## AIM OF THE TASK
Copy the rows word for word, starting at the line with "Text: CH: CH <box>172 105 186 115</box>" and ending with the line with "What elements are", both included.

Extracted data entries:
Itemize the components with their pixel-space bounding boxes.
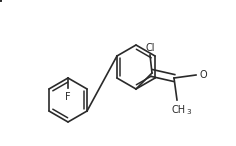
Text: CH: CH <box>172 105 186 115</box>
Text: 3: 3 <box>186 109 191 115</box>
Text: F: F <box>65 92 71 102</box>
Text: Cl: Cl <box>145 43 155 53</box>
Text: O: O <box>199 70 207 80</box>
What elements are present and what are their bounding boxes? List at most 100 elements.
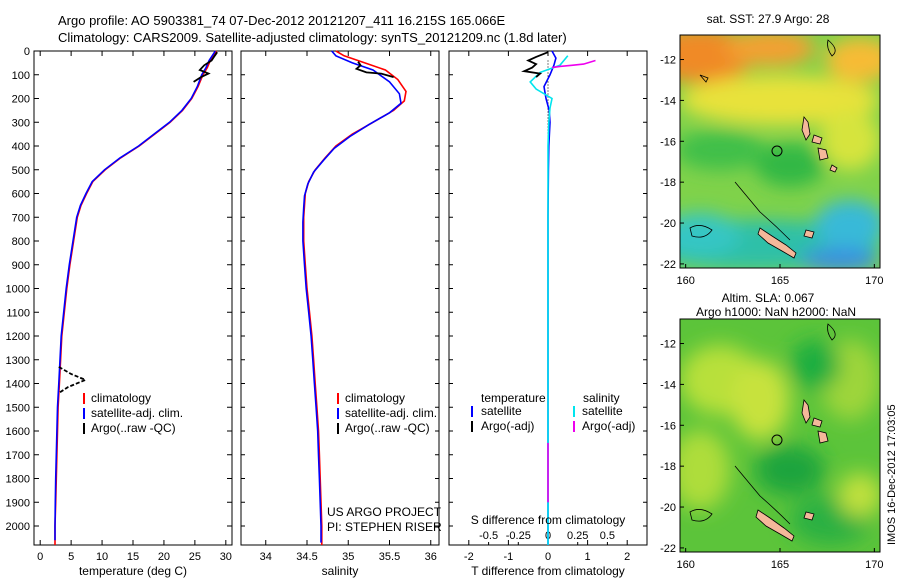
map-x-tick-label: 165 — [771, 559, 789, 571]
difference-legend: temperature salinity satellite Argo(-adj… — [471, 391, 635, 433]
temperature-xlabel: temperature (deg C) — [79, 564, 187, 578]
series-line-satellite-adj-clim- — [302, 50, 402, 543]
principal-investigator: PI: STEPHEN RISER — [327, 520, 442, 534]
map-x-tick-label: 160 — [676, 275, 694, 287]
loyalty-island — [803, 511, 815, 521]
sla-high-patch — [680, 430, 730, 510]
sst-warm-patch — [825, 38, 880, 82]
x-tick-label: -1 — [504, 551, 514, 563]
depth-tick-label: 1300 — [6, 355, 30, 367]
legend-title-salinity: salinity — [583, 391, 620, 405]
map-y-tick-label: -22 — [660, 543, 676, 555]
depth-tick-label: 800 — [12, 236, 30, 248]
legend-label-t-satellite: satellite — [481, 404, 522, 418]
sst-yellow-patch — [820, 110, 880, 170]
legend-title-temperature: temperature — [481, 391, 546, 405]
reef-outline — [734, 181, 791, 241]
argo-profile-location — [771, 434, 783, 446]
sst-map-axes: 160 165 170 -12 -14 -16 -18 -20 -22 — [660, 55, 883, 287]
vanuatu-island — [829, 164, 838, 173]
legend-label-s-argo: Argo(-adj) — [582, 419, 635, 433]
map-y-tick-label: -14 — [660, 379, 676, 391]
sst-green-patch — [680, 130, 765, 170]
depth-tick-label: 100 — [12, 70, 30, 82]
series-line-satellite-adj-clim- — [54, 50, 216, 541]
series-line-s-satellite — [529, 55, 569, 545]
legend-label-t-argo: Argo(-adj) — [481, 419, 534, 433]
salinity-legend: climatology satellite-adj. clim. Argo(..… — [327, 391, 442, 534]
sst-green-patch — [755, 143, 825, 187]
x-tick-label: 30 — [220, 551, 232, 563]
map-y-tick-label: -20 — [660, 502, 676, 514]
map-x-tick-label: 165 — [771, 275, 789, 287]
reef-outline — [827, 39, 836, 57]
x-tick-label: 25 — [189, 551, 201, 563]
map-y-tick-label: -16 — [660, 420, 676, 432]
depth-tick-label: 0 — [24, 46, 30, 58]
x-tick-label: 36 — [425, 551, 437, 563]
depth-tick-label: 1900 — [6, 497, 30, 509]
x-tick-label: 10 — [96, 551, 108, 563]
depth-tick-label: 1400 — [6, 379, 30, 391]
series-line-argo-raw-qc-spike — [58, 366, 88, 394]
legend-label-argo: Argo(..raw -QC) — [91, 421, 176, 435]
series-line-t-satellite — [543, 50, 557, 545]
vanuatu-island — [811, 417, 823, 428]
legend-label-satellite-adj: satellite-adj. clim. — [345, 406, 437, 420]
depth-tick-label: 900 — [12, 260, 30, 272]
depth-tick-label: 2000 — [6, 521, 30, 533]
temperature-legend: climatology satellite-adj. clim. Argo(..… — [83, 391, 183, 435]
argo-profile-location — [771, 145, 783, 157]
sst-yellow-band — [680, 75, 880, 125]
sla-low-patch — [790, 340, 840, 390]
x-tick-label: 20 — [158, 551, 170, 563]
sla-map-title-line2: Argo h1000: NaN h2000: NaN — [696, 305, 856, 319]
depth-tick-label: 300 — [12, 117, 30, 129]
legend-label-s-satellite: satellite — [582, 404, 623, 418]
series-line-argo-raw-qc- — [354, 61, 394, 78]
difference-plot: -2 -1 0 1 2-0.5 -0.25 0 0.25 0.5 — [464, 50, 630, 563]
map-y-tick-label: -16 — [660, 136, 676, 148]
depth-tick-label: 200 — [12, 94, 30, 106]
x-tick-label: 35 — [342, 551, 354, 563]
salinity-panel-frame — [240, 50, 440, 546]
vanuatu-island — [817, 430, 829, 444]
depth-tick-label: 1500 — [6, 402, 30, 414]
series-line-t-argo-adj- — [521, 51, 549, 78]
map-x-tick-label: 170 — [865, 275, 883, 287]
sst-warm-patch — [725, 35, 815, 66]
series-line-s-argo-adj- — [551, 59, 596, 69]
salinity-plot: 34 34.5 35 35.5 36 — [260, 50, 437, 563]
map-y-tick-label: -12 — [660, 55, 676, 67]
depth-tick-label: 1100 — [6, 307, 30, 319]
s-tick-label: -0.5 — [479, 530, 498, 542]
sst-heatmap — [680, 35, 880, 268]
vanuatu-island — [801, 116, 811, 141]
project-name: US ARGO PROJECT — [327, 505, 442, 519]
legend-label-argo: Argo(..raw -QC) — [345, 421, 430, 435]
reef-outline — [689, 225, 713, 238]
reef-outline — [827, 323, 836, 341]
vanuatu-island — [811, 134, 823, 145]
series-line-argo-raw-qc- — [193, 51, 218, 83]
x-tick-label: 2 — [624, 551, 630, 563]
depth-tick-label: 400 — [12, 141, 30, 153]
map-x-tick-label: 160 — [676, 559, 694, 571]
depth-axis: 0 100 200 300 400 500 600 700 800 900 1000 1100 1200… — [6, 46, 647, 533]
loyalty-island — [803, 229, 815, 239]
map-y-tick-label: -14 — [660, 95, 676, 107]
map-y-tick-label: -22 — [660, 259, 676, 271]
sla-heatmap — [680, 319, 880, 552]
imos-timestamp: IMOS 16-Dec-2012 17:03:05 — [886, 404, 898, 545]
depth-tick-label: 700 — [12, 212, 30, 224]
vanuatu-island — [801, 399, 811, 424]
x-tick-label: 5 — [68, 551, 74, 563]
x-tick-label: 34.5 — [296, 551, 317, 563]
sla-high-patch — [838, 473, 880, 517]
map-y-tick-label: -18 — [660, 461, 676, 473]
x-tick-label: 15 — [127, 551, 139, 563]
reef-outline — [734, 465, 791, 525]
salinity-xlabel: salinity — [322, 564, 359, 578]
map-y-tick-label: -12 — [660, 339, 676, 351]
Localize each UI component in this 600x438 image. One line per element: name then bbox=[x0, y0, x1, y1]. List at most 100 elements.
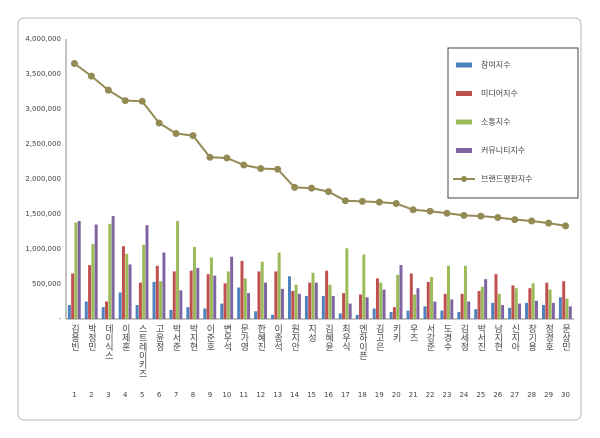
line-point bbox=[291, 183, 299, 191]
bar bbox=[362, 254, 366, 319]
bar bbox=[237, 287, 241, 319]
line-point bbox=[494, 214, 502, 221]
bar bbox=[280, 288, 284, 319]
x-tick-label: 박서진 bbox=[475, 324, 485, 351]
x-tick-label: 키키 bbox=[391, 324, 401, 343]
x-tick-label: 이종석 bbox=[272, 324, 282, 352]
line-point bbox=[358, 197, 366, 205]
bar bbox=[243, 278, 247, 319]
bar bbox=[348, 303, 352, 319]
bar bbox=[247, 293, 251, 319]
bar bbox=[534, 300, 538, 319]
line-point bbox=[223, 154, 231, 162]
bar bbox=[474, 309, 478, 319]
bar bbox=[94, 224, 98, 319]
line-point bbox=[155, 119, 163, 127]
x-tick-label: 도경수 bbox=[442, 324, 452, 352]
line-point bbox=[308, 184, 316, 192]
x-tick-label: 변우석 bbox=[221, 324, 231, 352]
line-point bbox=[172, 130, 180, 137]
bar bbox=[189, 270, 193, 319]
bar bbox=[497, 293, 501, 319]
bar bbox=[525, 302, 529, 319]
bar bbox=[220, 303, 224, 319]
bar bbox=[480, 286, 484, 319]
bar bbox=[176, 221, 180, 319]
line-point bbox=[257, 165, 265, 172]
y-tick-label: 3,500,000 bbox=[25, 70, 61, 78]
bar bbox=[74, 222, 78, 319]
rank-label: 2 bbox=[89, 391, 93, 399]
legend-label: 커뮤니티지수 bbox=[481, 145, 525, 155]
rank-label: 30 bbox=[561, 391, 570, 399]
bar bbox=[260, 261, 264, 319]
bar bbox=[545, 282, 549, 319]
bar bbox=[257, 271, 261, 319]
rank-label: 27 bbox=[510, 391, 519, 399]
bar bbox=[311, 272, 315, 319]
bar bbox=[565, 298, 569, 319]
line-point bbox=[477, 212, 485, 220]
bar bbox=[91, 244, 95, 319]
rank-label: 23 bbox=[443, 391, 452, 399]
bar bbox=[501, 305, 505, 319]
bar bbox=[145, 225, 149, 319]
bar bbox=[186, 307, 190, 319]
bar bbox=[118, 292, 122, 319]
line-point bbox=[375, 198, 383, 206]
rank-label: 1 bbox=[72, 391, 76, 399]
bar bbox=[111, 216, 115, 319]
x-tick-label: 우즈 bbox=[408, 324, 418, 342]
bar bbox=[551, 302, 555, 319]
bar bbox=[88, 265, 92, 319]
x-tick-label: 이제훈 bbox=[120, 324, 130, 351]
line-point bbox=[87, 72, 95, 80]
bar bbox=[447, 265, 450, 319]
bar bbox=[240, 260, 244, 319]
x-tick-label: 박서준 bbox=[171, 324, 181, 351]
bar bbox=[264, 282, 268, 319]
bar bbox=[416, 288, 420, 319]
rank-label: 26 bbox=[493, 391, 502, 399]
bar bbox=[125, 253, 129, 319]
x-tick-label: 신지아 bbox=[509, 324, 519, 352]
line-point bbox=[562, 222, 570, 230]
bar bbox=[548, 289, 552, 319]
bar bbox=[375, 278, 379, 319]
bar bbox=[359, 294, 363, 319]
y-tick-label: 2,500,000 bbox=[25, 140, 61, 148]
y-tick-label: 4,000,000 bbox=[25, 35, 61, 43]
bar bbox=[271, 314, 275, 319]
bar bbox=[372, 308, 376, 319]
bar bbox=[297, 293, 301, 319]
bar bbox=[460, 293, 464, 319]
rank-label: 6 bbox=[157, 391, 162, 399]
x-tick-label: 서강준 bbox=[425, 324, 435, 351]
bar bbox=[308, 282, 312, 319]
legend-label: 소통지수 bbox=[481, 118, 510, 127]
bar bbox=[491, 302, 495, 319]
line-point bbox=[138, 97, 146, 105]
bar bbox=[355, 314, 359, 319]
bar bbox=[287, 276, 291, 319]
rank-label: 17 bbox=[341, 391, 350, 399]
x-tick-label: 데이식스 bbox=[103, 324, 113, 360]
bar bbox=[514, 288, 518, 319]
bar bbox=[413, 294, 417, 319]
bar bbox=[558, 297, 562, 319]
bar bbox=[331, 295, 335, 319]
bar bbox=[433, 301, 437, 319]
bar bbox=[477, 291, 481, 319]
rank-label: 21 bbox=[409, 391, 418, 399]
line-point bbox=[206, 153, 214, 161]
bar bbox=[159, 281, 163, 319]
bar bbox=[169, 309, 173, 319]
rank-label: 19 bbox=[375, 391, 384, 399]
legend-swatch bbox=[456, 148, 472, 153]
bar bbox=[105, 301, 109, 319]
bar bbox=[508, 307, 512, 319]
rank-label: 29 bbox=[544, 391, 553, 399]
rank-label: 18 bbox=[358, 391, 367, 399]
line-point bbox=[409, 206, 417, 214]
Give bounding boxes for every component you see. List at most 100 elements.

## EXERCISE SOLUTION
Text: CH: CH <box>172 105 186 115</box>
Text: 3: 3 <box>186 109 191 115</box>
Text: F: F <box>65 92 71 102</box>
Text: Cl: Cl <box>145 43 155 53</box>
Text: O: O <box>199 70 207 80</box>
What elements are present and what are their bounding boxes? List at most 100 elements.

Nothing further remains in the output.